▸ **QUOTED TEXT**
********
Serious file transfer problems (caching until out of memory?)
I'm having a big problem transfering a lot of data through sftp. I had this problem with different machines and with Redhat Enterprise 3 WS, Redhat Enterprise 4 ES U3 and U4. Here are the specs of the servers I used :
Dual Xeon 3.2Ghz, Adaptec Raid controller, 4x72GB 10k RPM SCSI in RAID5 (Maxtor HDs), 2 onboard gigabit lan (broadcom and intel I think), 4GB DDR-ECC (2x2GB)
Another is the same config except the 4 HDs are set in RAID 10
Another is the same except it has only 2HD in RAID 0 and 8GB of ram (4x2GB)
Another is a normal P4-4Ghz machine with cheap network card, 2x raid 1 IDE disks, 2GB of DDR (non ecc)
All machines show the same problem when trying to make a big sftp transfer to them, I also had the same issue making a file transfer from an USB connected HD.
The transfer starts at around 23MB/sec which is normal for CAT5E cables, but then it stops, continue, stops, continue and so on, the final average transfer for the files (2GB files) goes from 5 to 10MB/sec. And it also freezes between files sometimes for up to 2 or 3 minutes. Then, after transfering a total of a few gigabyte, linux starts to complain there is no more memory available, and start killing processed one by one... until the system goes down with kernel panic! This can be reproduced on all machines mentionned above!
I noticed that if I transfer a single 2GB file, after the transfer ends, the HD system seems very busy for a long long time... and top indicates a 75% "wa (write access?) cpu usage" (have to start top before the transfer otherwise I'll get trouble starting it, or it'll take a lot of time.
Does it mean that linux is caching the whole file in memory and then writing it to disk long time after? If so, that's insane... I never saw anything like that
Now, I did the same transfer using a 100MB switch, and the speed was capped at around 10MB/sec, I had the same stop/start problem for an average transfer speed of 4MB/sec, but no more memory full and crash problem
Normally the HDs are able to write faster than that (specially for the RAID 1 and RAID 10 configs, even the RAID5 as a full RAID5 init (205GB) took less than 1 hour), and linux should never write cache such an enormous amount of data.
Do anyone know about this problem? how it can be solved and what is its cause?
Thanks in advance,
********
Print the part of the forum post about the sftp transfer problem starting at "The transfer starts" and ending at "machines mentionned above!", keeping every word the same. The material after this point was taken from a different source.

▸ **Source data**
********
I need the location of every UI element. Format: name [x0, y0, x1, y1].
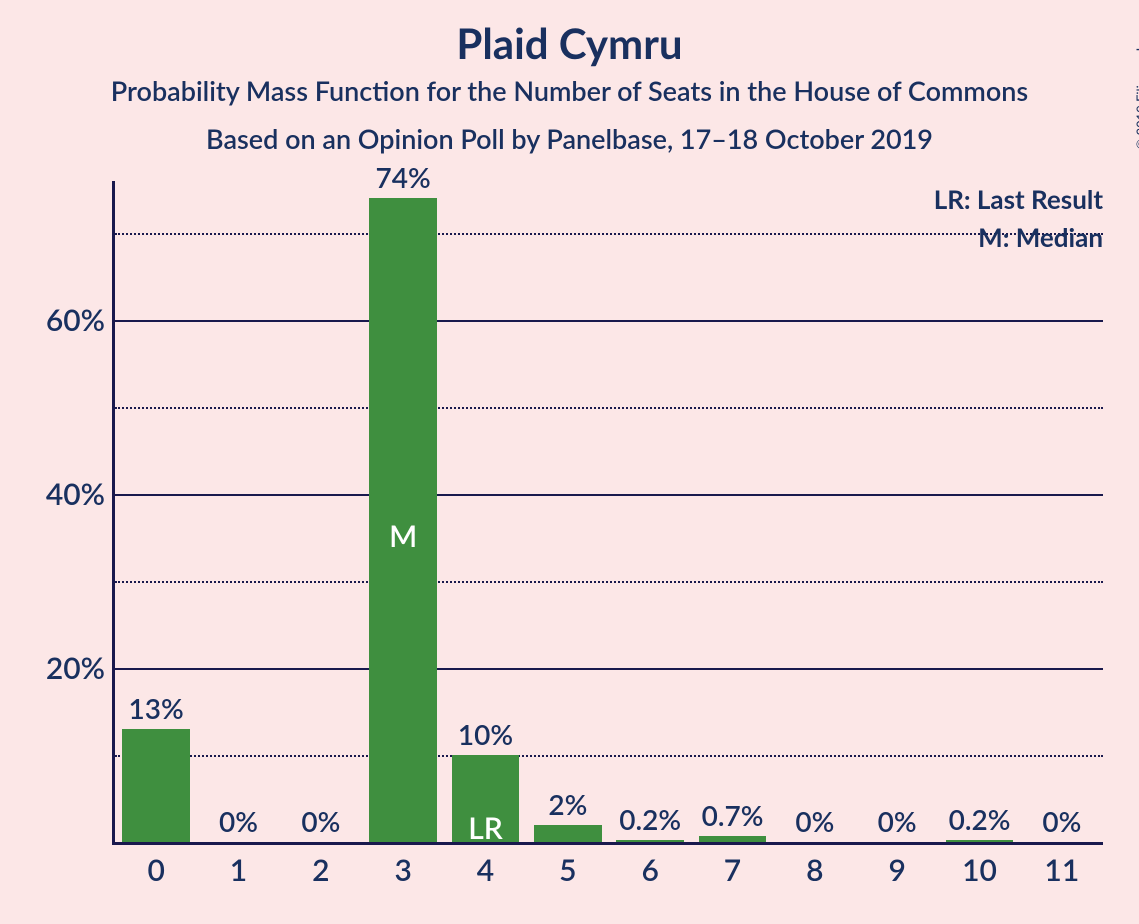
chart-title: Plaid Cymru — [0, 18, 1139, 68]
chart-subtitle: Probability Mass Function for the Number… — [0, 74, 1139, 107]
bar-value-label: 74% — [376, 160, 431, 194]
x-axis-line — [115, 842, 1103, 845]
bar-value-label: 0% — [878, 804, 917, 838]
legend-item: LR: Last Result — [934, 183, 1103, 215]
x-tick-label: 11 — [1044, 842, 1079, 888]
y-tick-label: 40% — [46, 476, 115, 512]
x-tick-label: 6 — [641, 842, 658, 888]
bar-value-label: 0.2% — [949, 802, 1011, 836]
bar — [534, 825, 602, 842]
x-tick-label: 1 — [230, 842, 247, 888]
grid-minor-line — [115, 581, 1103, 583]
copyright-text: © 2019 Filip van Laenen — [1134, 10, 1139, 150]
bar-value-label: 13% — [129, 691, 184, 725]
legend: LR: Last Result M: Median — [934, 183, 1103, 259]
x-tick-label: 3 — [394, 842, 411, 888]
plot-area: 13%0%0%74%M10%LR2%0.2%0.7%0%0%0.2%0% 20%… — [115, 181, 1103, 842]
y-tick-label: 60% — [46, 302, 115, 338]
bar-value-label: 0% — [1042, 804, 1081, 838]
bar-value-label: 0.7% — [702, 798, 764, 832]
bar-value-label: 2% — [548, 787, 587, 821]
chart-canvas: Plaid Cymru Probability Mass Function fo… — [0, 0, 1139, 924]
y-tick-label: 20% — [46, 650, 115, 686]
bar — [122, 729, 190, 842]
x-tick-label: 7 — [724, 842, 741, 888]
bar-annotation: M — [389, 518, 417, 554]
grid-major-line — [115, 494, 1103, 496]
x-tick-label: 5 — [559, 842, 576, 888]
bar-annotation: LR — [468, 810, 503, 846]
bar-value-label: 0% — [219, 804, 258, 838]
x-tick-label: 0 — [147, 842, 164, 888]
x-tick-label: 2 — [312, 842, 329, 888]
grid-major-line — [115, 668, 1103, 670]
bar-value-label: 0% — [795, 804, 834, 838]
chart-subtitle2: Based on an Opinion Poll by Panelbase, 1… — [0, 122, 1139, 155]
grid-minor-line — [115, 407, 1103, 409]
x-tick-label: 8 — [806, 842, 823, 888]
y-axis-line — [112, 181, 115, 845]
x-tick-label: 9 — [888, 842, 905, 888]
x-tick-label: 4 — [477, 842, 494, 888]
bar-value-label: 0% — [301, 804, 340, 838]
bar-value-label: 10% — [458, 717, 513, 751]
x-tick-label: 10 — [962, 842, 997, 888]
grid-minor-line — [115, 755, 1103, 757]
bar-value-label: 0.2% — [619, 802, 681, 836]
grid-major-line — [115, 320, 1103, 322]
legend-item: M: Median — [934, 221, 1103, 253]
********
▸ **TASK RESPONSE**
The transfer starts at around 23MB/sec which is normal for CAT5E cables, but then it stops, continue, stops, continue and so on, the final average transfer for the files (2GB files) goes from 5 to 10MB/sec. And it also freezes between files sometimes for up to 2 or 3 minutes. Then, after transfering a total of a few gigabyte, linux starts to complain there is no more memory available, and start killing processed one by one... until the system goes down with kernel panic! This can be reproduced on all machines mentionned above!